---------- Entries ----------

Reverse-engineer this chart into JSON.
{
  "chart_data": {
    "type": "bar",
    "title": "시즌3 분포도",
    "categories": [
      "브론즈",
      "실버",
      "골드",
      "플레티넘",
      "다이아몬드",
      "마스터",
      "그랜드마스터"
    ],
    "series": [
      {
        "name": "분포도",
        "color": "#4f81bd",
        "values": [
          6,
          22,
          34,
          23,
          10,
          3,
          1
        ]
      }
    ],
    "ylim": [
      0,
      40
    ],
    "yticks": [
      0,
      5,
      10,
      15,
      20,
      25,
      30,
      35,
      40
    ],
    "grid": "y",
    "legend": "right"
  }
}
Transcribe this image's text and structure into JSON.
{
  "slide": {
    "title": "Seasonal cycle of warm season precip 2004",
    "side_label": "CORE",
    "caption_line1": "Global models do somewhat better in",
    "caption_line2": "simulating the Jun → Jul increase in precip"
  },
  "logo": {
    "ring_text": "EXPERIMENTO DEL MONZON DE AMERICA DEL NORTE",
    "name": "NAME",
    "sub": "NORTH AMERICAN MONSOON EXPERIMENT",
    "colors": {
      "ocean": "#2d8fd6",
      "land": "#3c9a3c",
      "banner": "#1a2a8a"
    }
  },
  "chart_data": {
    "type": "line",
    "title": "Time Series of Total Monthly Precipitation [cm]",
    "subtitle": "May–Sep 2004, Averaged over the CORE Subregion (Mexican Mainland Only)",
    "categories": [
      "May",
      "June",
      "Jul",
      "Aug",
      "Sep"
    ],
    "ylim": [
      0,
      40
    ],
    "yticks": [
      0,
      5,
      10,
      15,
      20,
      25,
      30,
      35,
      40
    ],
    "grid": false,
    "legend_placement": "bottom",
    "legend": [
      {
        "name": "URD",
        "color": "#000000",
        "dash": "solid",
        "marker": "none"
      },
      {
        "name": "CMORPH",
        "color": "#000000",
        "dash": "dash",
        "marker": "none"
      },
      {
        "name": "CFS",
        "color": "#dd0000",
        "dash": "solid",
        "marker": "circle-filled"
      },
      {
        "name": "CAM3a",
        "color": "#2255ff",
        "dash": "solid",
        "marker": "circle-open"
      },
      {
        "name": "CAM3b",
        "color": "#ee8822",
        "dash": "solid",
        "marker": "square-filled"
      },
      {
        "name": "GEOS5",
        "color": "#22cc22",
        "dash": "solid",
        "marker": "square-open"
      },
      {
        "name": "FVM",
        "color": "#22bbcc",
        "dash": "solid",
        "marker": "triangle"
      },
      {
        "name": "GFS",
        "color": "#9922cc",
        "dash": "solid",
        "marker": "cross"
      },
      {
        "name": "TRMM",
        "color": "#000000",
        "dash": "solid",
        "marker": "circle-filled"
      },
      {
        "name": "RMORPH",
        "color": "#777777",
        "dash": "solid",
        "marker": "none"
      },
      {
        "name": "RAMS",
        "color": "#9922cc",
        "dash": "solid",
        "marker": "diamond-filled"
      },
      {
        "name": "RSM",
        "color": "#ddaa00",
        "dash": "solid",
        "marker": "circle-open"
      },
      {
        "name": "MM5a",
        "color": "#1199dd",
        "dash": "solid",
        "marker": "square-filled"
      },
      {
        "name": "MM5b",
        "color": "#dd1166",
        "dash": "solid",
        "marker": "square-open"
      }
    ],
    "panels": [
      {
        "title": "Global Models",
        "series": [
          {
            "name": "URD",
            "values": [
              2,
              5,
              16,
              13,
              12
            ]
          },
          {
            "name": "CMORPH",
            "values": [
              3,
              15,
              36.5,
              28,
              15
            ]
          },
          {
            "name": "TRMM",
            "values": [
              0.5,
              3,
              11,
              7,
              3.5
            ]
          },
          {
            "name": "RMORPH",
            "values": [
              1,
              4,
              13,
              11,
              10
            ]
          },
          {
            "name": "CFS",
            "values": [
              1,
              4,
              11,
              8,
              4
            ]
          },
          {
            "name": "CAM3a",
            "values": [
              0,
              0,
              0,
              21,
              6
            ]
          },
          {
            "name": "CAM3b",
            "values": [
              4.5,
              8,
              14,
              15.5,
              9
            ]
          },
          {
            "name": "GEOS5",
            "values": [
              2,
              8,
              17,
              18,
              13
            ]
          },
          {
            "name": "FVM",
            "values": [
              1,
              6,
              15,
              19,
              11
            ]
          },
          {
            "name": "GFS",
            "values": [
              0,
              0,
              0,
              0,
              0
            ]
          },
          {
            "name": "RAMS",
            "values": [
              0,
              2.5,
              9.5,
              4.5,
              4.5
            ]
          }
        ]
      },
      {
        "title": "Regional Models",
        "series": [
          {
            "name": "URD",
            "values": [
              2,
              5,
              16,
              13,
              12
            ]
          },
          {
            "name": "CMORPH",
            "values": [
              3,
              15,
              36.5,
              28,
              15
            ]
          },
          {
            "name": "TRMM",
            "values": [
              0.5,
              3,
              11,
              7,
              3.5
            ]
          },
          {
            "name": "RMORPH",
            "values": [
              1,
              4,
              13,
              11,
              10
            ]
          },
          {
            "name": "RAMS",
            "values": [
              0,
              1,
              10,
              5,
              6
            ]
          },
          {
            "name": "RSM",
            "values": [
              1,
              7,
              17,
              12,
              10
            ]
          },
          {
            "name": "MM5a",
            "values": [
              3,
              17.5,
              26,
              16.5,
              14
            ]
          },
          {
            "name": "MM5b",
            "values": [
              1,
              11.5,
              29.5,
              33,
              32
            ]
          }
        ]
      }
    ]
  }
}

----------

Output the whole listing above again, word for word.

Solution to this task
Reverse-engineer this chart into JSON.
{
  "chart_data": {
    "type": "bar",
    "title": "시즌3 분포도",
    "categories": [
      "브론즈",
      "실버",
      "골드",
      "플레티넘",
      "다이아몬드",
      "마스터",
      "그랜드마스터"
    ],
    "series": [
      {
        "name": "분포도",
        "color": "#4f81bd",
        "values": [
          6,
          22,
          34,
          23,
          10,
          3,
          1
        ]
      }
    ],
    "ylim": [
      0,
      40
    ],
    "yticks": [
      0,
      5,
      10,
      15,
      20,
      25,
      30,
      35,
      40
    ],
    "grid": "y",
    "legend": "right"
  }
}
Transcribe this image's text and structure into JSON.
{
  "slide": {
    "title": "Seasonal cycle of warm season precip 2004",
    "side_label": "CORE",
    "caption_line1": "Global models do somewhat better in",
    "caption_line2": "simulating the Jun → Jul increase in precip"
  },
  "logo": {
    "ring_text": "EXPERIMENTO DEL MONZON DE AMERICA DEL NORTE",
    "name": "NAME",
    "sub": "NORTH AMERICAN MONSOON EXPERIMENT",
    "colors": {
      "ocean": "#2d8fd6",
      "land": "#3c9a3c",
      "banner": "#1a2a8a"
    }
  },
  "chart_data": {
    "type": "line",
    "title": "Time Series of Total Monthly Precipitation [cm]",
    "subtitle": "May–Sep 2004, Averaged over the CORE Subregion (Mexican Mainland Only)",
    "categories": [
      "May",
      "June",
      "Jul",
      "Aug",
      "Sep"
    ],
    "ylim": [
      0,
      40
    ],
    "yticks": [
      0,
      5,
      10,
      15,
      20,
      25,
      30,
      35,
      40
    ],
    "grid": false,
    "legend_placement": "bottom",
    "legend": [
      {
        "name": "URD",
        "color": "#000000",
        "dash": "solid",
        "marker": "none"
      },
      {
        "name": "CMORPH",
        "color": "#000000",
        "dash": "dash",
        "marker": "none"
      },
      {
        "name": "CFS",
        "color": "#dd0000",
        "dash": "solid",
        "marker": "circle-filled"
      },
      {
        "name": "CAM3a",
        "color": "#2255ff",
        "dash": "solid",
        "marker": "circle-open"
      },
      {
        "name": "CAM3b",
        "color": "#ee8822",
        "dash": "solid",
        "marker": "square-filled"
      },
      {
        "name": "GEOS5",
        "color": "#22cc22",
        "dash": "solid",
        "marker": "square-open"
      },
      {
        "name": "FVM",
        "color": "#22bbcc",
        "dash": "solid",
        "marker": "triangle"
      },
      {
        "name": "GFS",
        "color": "#9922cc",
        "dash": "solid",
        "marker": "cross"
      },
      {
        "name": "TRMM",
        "color": "#000000",
        "dash": "solid",
        "marker": "circle-filled"
      },
      {
        "name": "RMORPH",
        "color": "#777777",
        "dash": "solid",
        "marker": "none"
      },
      {
        "name": "RAMS",
        "color": "#9922cc",
        "dash": "solid",
        "marker": "diamond-filled"
      },
      {
        "name": "RSM",
        "color": "#ddaa00",
        "dash": "solid",
        "marker": "circle-open"
      },
      {
        "name": "MM5a",
        "color": "#1199dd",
        "dash": "solid",
        "marker": "square-filled"
      },
      {
        "name": "MM5b",
        "color": "#dd1166",
        "dash": "solid",
        "marker": "square-open"
      }
    ],
    "panels": [
      {
        "title": "Global Models",
        "series": [
          {
            "name": "URD",
            "values": [
              2,
              5,
              16,
              13,
              12
            ]
          },
          {
            "name": "CMORPH",
            "values": [
              3,
              15,
              36.5,
              28,
              15
            ]
          },
          {
            "name": "TRMM",
            "values": [
              0.5,
              3,
              11,
              7,
              3.5
            ]
          },
          {
            "name": "RMORPH",
            "values": [
              1,
              4,
              13,
              11,
              10
            ]
          },
          {
            "name": "CFS",
            "values": [
              1,
              4,
              11,
              8,
              4
            ]
          },
          {
            "name": "CAM3a",
            "values": [
              0,
              0,
              0,
              21,
              6
            ]
          },
          {
            "name": "CAM3b",
            "values": [
              4.5,
              8,
              14,
              15.5,
              9
            ]
          },
          {
            "name": "GEOS5",
            "values": [
              2,
              8,
              17,
              18,
              13
            ]
          },
          {
            "name": "FVM",
            "values": [
              1,
              6,
              15,
              19,
              11
            ]
          },
          {
            "name": "GFS",
            "values": [
              0,
              0,
              0,
              0,
              0
            ]
          },
          {
            "name": "RAMS",
            "values": [
              0,
              2.5,
              9.5,
              4.5,
              4.5
            ]
          }
        ]
      },
      {
        "title": "Regional Models",
        "series": [
          {
            "name": "URD",
            "values": [
              2,
              5,
              16,
              13,
              12
            ]
          },
          {
            "name": "CMORPH",
            "values": [
              3,
              15,
              36.5,
              28,
              15
            ]
          },
          {
            "name": "TRMM",
            "values": [
              0.5,
              3,
              11,
              7,
              3.5
            ]
          },
          {
            "name": "RMORPH",
            "values": [
              1,
              4,
              13,
              11,
              10
            ]
          },
          {
            "name": "RAMS",
            "values": [
              0,
              1,
              10,
              5,
              6
            ]
          },
          {
            "name": "RSM",
            "values": [
              1,
              7,
              17,
              12,
              10
            ]
          },
          {
            "name": "MM5a",
            "values": [
              3,
              17.5,
              26,
              16.5,
              14
            ]
          },
          {
            "name": "MM5b",
            "values": [
              1,
              11.5,
              29.5,
              33,
              32
            ]
          }
        ]
      }
    ]
  }
}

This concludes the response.